Records from a collection of figures:
────────────────────────────────────────

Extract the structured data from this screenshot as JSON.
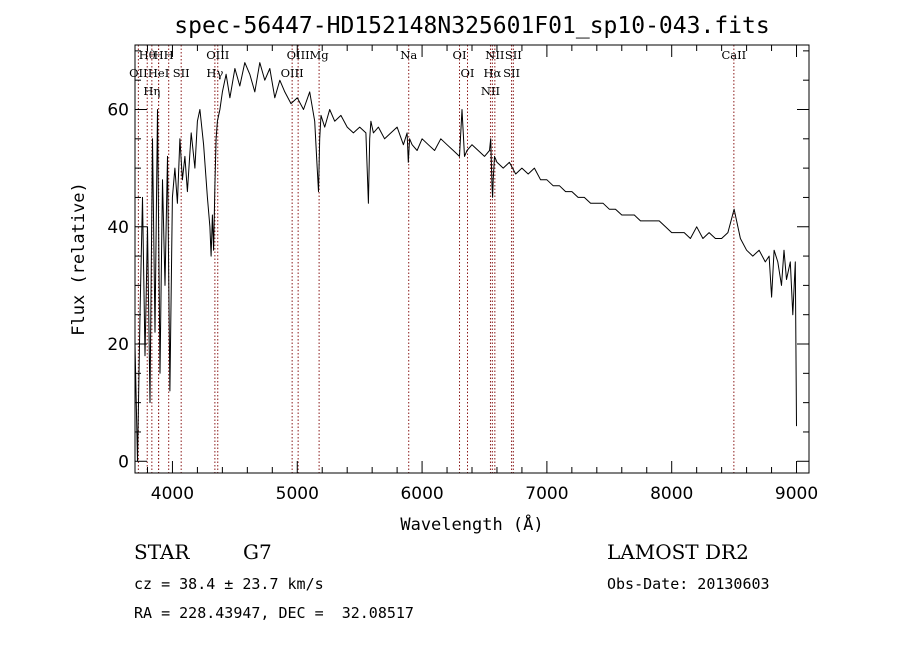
{
  "chart_data": {
    "type": "line",
    "title": "spec-56447-HD152148N325601F01_sp10-043.fits",
    "xlabel": "Wavelength (Å)",
    "ylabel": "Flux (relative)",
    "xlim": [
      3700,
      9100
    ],
    "ylim": [
      -2,
      71
    ],
    "xticks": [
      4000,
      5000,
      6000,
      7000,
      8000,
      9000
    ],
    "yticks": [
      0,
      20,
      40,
      60
    ],
    "grid": false,
    "legend": "none",
    "line_color": "#000000",
    "marker_color": "#8b1a1a",
    "spectral_lines": [
      {
        "label": "Hθ",
        "x": 3798
      },
      {
        "label": "OII",
        "x": 3727
      },
      {
        "label": "H",
        "x": 3889
      },
      {
        "label": "HeI",
        "x": 3889
      },
      {
        "label": "Hη",
        "x": 3835
      },
      {
        "label": "H",
        "x": 3970
      },
      {
        "label": "SII",
        "x": 4070
      },
      {
        "label": "OIII",
        "x": 4363
      },
      {
        "label": "Hγ",
        "x": 4340
      },
      {
        "label": "OIII",
        "x": 5007
      },
      {
        "label": "OIII",
        "x": 4959
      },
      {
        "label": "Mg",
        "x": 5175
      },
      {
        "label": "Na",
        "x": 5893
      },
      {
        "label": "OI",
        "x": 6300
      },
      {
        "label": "OI",
        "x": 6364
      },
      {
        "label": "NII",
        "x": 6583
      },
      {
        "label": "Hα",
        "x": 6563
      },
      {
        "label": "NII",
        "x": 6548
      },
      {
        "label": "SII",
        "x": 6717
      },
      {
        "label": "SII",
        "x": 6731
      },
      {
        "label": "CaII",
        "x": 8498
      }
    ],
    "spectrum": {
      "x": [
        3700,
        3720,
        3740,
        3760,
        3780,
        3800,
        3820,
        3840,
        3860,
        3880,
        3900,
        3920,
        3940,
        3960,
        3980,
        4000,
        4020,
        4040,
        4060,
        4080,
        4100,
        4120,
        4150,
        4180,
        4200,
        4220,
        4250,
        4280,
        4300,
        4310,
        4320,
        4330,
        4340,
        4350,
        4360,
        4380,
        4400,
        4430,
        4460,
        4500,
        4540,
        4580,
        4620,
        4660,
        4700,
        4740,
        4780,
        4820,
        4860,
        4900,
        4950,
        5000,
        5050,
        5100,
        5140,
        5160,
        5170,
        5180,
        5190,
        5220,
        5260,
        5300,
        5350,
        5400,
        5450,
        5500,
        5550,
        5570,
        5580,
        5590,
        5610,
        5650,
        5700,
        5750,
        5800,
        5850,
        5880,
        5890,
        5900,
        5920,
        5960,
        6000,
        6050,
        6100,
        6150,
        6200,
        6250,
        6300,
        6320,
        6340,
        6360,
        6400,
        6450,
        6500,
        6540,
        6550,
        6560,
        6565,
        6570,
        6580,
        6600,
        6650,
        6700,
        6750,
        6800,
        6850,
        6900,
        6950,
        7000,
        7050,
        7100,
        7150,
        7200,
        7250,
        7300,
        7350,
        7400,
        7450,
        7500,
        7550,
        7600,
        7650,
        7700,
        7750,
        7800,
        7850,
        7900,
        7950,
        8000,
        8050,
        8100,
        8150,
        8200,
        8250,
        8300,
        8350,
        8400,
        8450,
        8500,
        8550,
        8600,
        8650,
        8700,
        8750,
        8780,
        8800,
        8820,
        8850,
        8880,
        8900,
        8920,
        8950,
        8970,
        8990,
        9000
      ],
      "y": [
        20,
        0,
        25,
        45,
        18,
        40,
        10,
        55,
        22,
        60,
        15,
        48,
        30,
        52,
        12,
        45,
        50,
        44,
        55,
        48,
        52,
        46,
        56,
        50,
        58,
        60,
        54,
        45,
        40,
        35,
        42,
        36,
        47,
        55,
        58,
        60,
        63,
        66,
        62,
        67,
        64,
        68,
        66,
        63,
        68,
        65,
        67,
        62,
        65,
        63,
        61,
        62,
        60,
        63,
        58,
        50,
        46,
        55,
        59,
        57,
        60,
        58,
        59,
        57,
        56,
        57,
        56,
        44,
        55,
        58,
        56,
        57,
        55,
        56,
        57,
        54,
        56,
        51,
        55,
        54,
        53,
        55,
        54,
        53,
        55,
        54,
        53,
        52,
        60,
        52,
        53,
        54,
        53,
        52,
        53,
        55,
        47,
        45,
        48,
        52,
        51,
        50,
        51,
        49,
        50,
        49,
        50,
        48,
        48,
        47,
        47,
        46,
        46,
        45,
        45,
        44,
        44,
        44,
        43,
        43,
        42,
        42,
        42,
        41,
        41,
        41,
        41,
        40,
        39,
        39,
        39,
        38,
        40,
        38,
        39,
        38,
        38,
        39,
        43,
        38,
        36,
        35,
        36,
        34,
        35,
        28,
        36,
        34,
        30,
        36,
        31,
        34,
        25,
        34,
        6
      ]
    }
  },
  "info": {
    "obj_class": "STAR",
    "subclass": "G7",
    "cz": "cz = 38.4 ± 23.7 km/s",
    "coords": "RA = 228.43947, DEC =  32.08517",
    "survey": "LAMOST DR2",
    "obs_date": "Obs-Date: 20130603"
  }
}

────────────────────────────────────────

Goal of the exercise: Without the pictures, return all the records precisely as they stand.

Reply:
Extract the structured data from this screenshot as JSON.
{
  "chart_data": {
    "type": "line",
    "title": "spec-56447-HD152148N325601F01_sp10-043.fits",
    "xlabel": "Wavelength (Å)",
    "ylabel": "Flux (relative)",
    "xlim": [
      3700,
      9100
    ],
    "ylim": [
      -2,
      71
    ],
    "xticks": [
      4000,
      5000,
      6000,
      7000,
      8000,
      9000
    ],
    "yticks": [
      0,
      20,
      40,
      60
    ],
    "grid": false,
    "legend": "none",
    "line_color": "#000000",
    "marker_color": "#8b1a1a",
    "spectral_lines": [
      {
        "label": "Hθ",
        "x": 3798
      },
      {
        "label": "OII",
        "x": 3727
      },
      {
        "label": "H",
        "x": 3889
      },
      {
        "label": "HeI",
        "x": 3889
      },
      {
        "label": "Hη",
        "x": 3835
      },
      {
        "label": "H",
        "x": 3970
      },
      {
        "label": "SII",
        "x": 4070
      },
      {
        "label": "OIII",
        "x": 4363
      },
      {
        "label": "Hγ",
        "x": 4340
      },
      {
        "label": "OIII",
        "x": 5007
      },
      {
        "label": "OIII",
        "x": 4959
      },
      {
        "label": "Mg",
        "x": 5175
      },
      {
        "label": "Na",
        "x": 5893
      },
      {
        "label": "OI",
        "x": 6300
      },
      {
        "label": "OI",
        "x": 6364
      },
      {
        "label": "NII",
        "x": 6583
      },
      {
        "label": "Hα",
        "x": 6563
      },
      {
        "label": "NII",
        "x": 6548
      },
      {
        "label": "SII",
        "x": 6717
      },
      {
        "label": "SII",
        "x": 6731
      },
      {
        "label": "CaII",
        "x": 8498
      }
    ],
    "spectrum": {
      "x": [
        3700,
        3720,
        3740,
        3760,
        3780,
        3800,
        3820,
        3840,
        3860,
        3880,
        3900,
        3920,
        3940,
        3960,
        3980,
        4000,
        4020,
        4040,
        4060,
        4080,
        4100,
        4120,
        4150,
        4180,
        4200,
        4220,
        4250,
        4280,
        4300,
        4310,
        4320,
        4330,
        4340,
        4350,
        4360,
        4380,
        4400,
        4430,
        4460,
        4500,
        4540,
        4580,
        4620,
        4660,
        4700,
        4740,
        4780,
        4820,
        4860,
        4900,
        4950,
        5000,
        5050,
        5100,
        5140,
        5160,
        5170,
        5180,
        5190,
        5220,
        5260,
        5300,
        5350,
        5400,
        5450,
        5500,
        5550,
        5570,
        5580,
        5590,
        5610,
        5650,
        5700,
        5750,
        5800,
        5850,
        5880,
        5890,
        5900,
        5920,
        5960,
        6000,
        6050,
        6100,
        6150,
        6200,
        6250,
        6300,
        6320,
        6340,
        6360,
        6400,
        6450,
        6500,
        6540,
        6550,
        6560,
        6565,
        6570,
        6580,
        6600,
        6650,
        6700,
        6750,
        6800,
        6850,
        6900,
        6950,
        7000,
        7050,
        7100,
        7150,
        7200,
        7250,
        7300,
        7350,
        7400,
        7450,
        7500,
        7550,
        7600,
        7650,
        7700,
        7750,
        7800,
        7850,
        7900,
        7950,
        8000,
        8050,
        8100,
        8150,
        8200,
        8250,
        8300,
        8350,
        8400,
        8450,
        8500,
        8550,
        8600,
        8650,
        8700,
        8750,
        8780,
        8800,
        8820,
        8850,
        8880,
        8900,
        8920,
        8950,
        8970,
        8990,
        9000
      ],
      "y": [
        20,
        0,
        25,
        45,
        18,
        40,
        10,
        55,
        22,
        60,
        15,
        48,
        30,
        52,
        12,
        45,
        50,
        44,
        55,
        48,
        52,
        46,
        56,
        50,
        58,
        60,
        54,
        45,
        40,
        35,
        42,
        36,
        47,
        55,
        58,
        60,
        63,
        66,
        62,
        67,
        64,
        68,
        66,
        63,
        68,
        65,
        67,
        62,
        65,
        63,
        61,
        62,
        60,
        63,
        58,
        50,
        46,
        55,
        59,
        57,
        60,
        58,
        59,
        57,
        56,
        57,
        56,
        44,
        55,
        58,
        56,
        57,
        55,
        56,
        57,
        54,
        56,
        51,
        55,
        54,
        53,
        55,
        54,
        53,
        55,
        54,
        53,
        52,
        60,
        52,
        53,
        54,
        53,
        52,
        53,
        55,
        47,
        45,
        48,
        52,
        51,
        50,
        51,
        49,
        50,
        49,
        50,
        48,
        48,
        47,
        47,
        46,
        46,
        45,
        45,
        44,
        44,
        44,
        43,
        43,
        42,
        42,
        42,
        41,
        41,
        41,
        41,
        40,
        39,
        39,
        39,
        38,
        40,
        38,
        39,
        38,
        38,
        39,
        43,
        38,
        36,
        35,
        36,
        34,
        35,
        28,
        36,
        34,
        30,
        36,
        31,
        34,
        25,
        34,
        6
      ]
    }
  },
  "info": {
    "obj_class": "STAR",
    "subclass": "G7",
    "cz": "cz = 38.4 ± 23.7 km/s",
    "coords": "RA = 228.43947, DEC =  32.08517",
    "survey": "LAMOST DR2",
    "obs_date": "Obs-Date: 20130603"
  }
}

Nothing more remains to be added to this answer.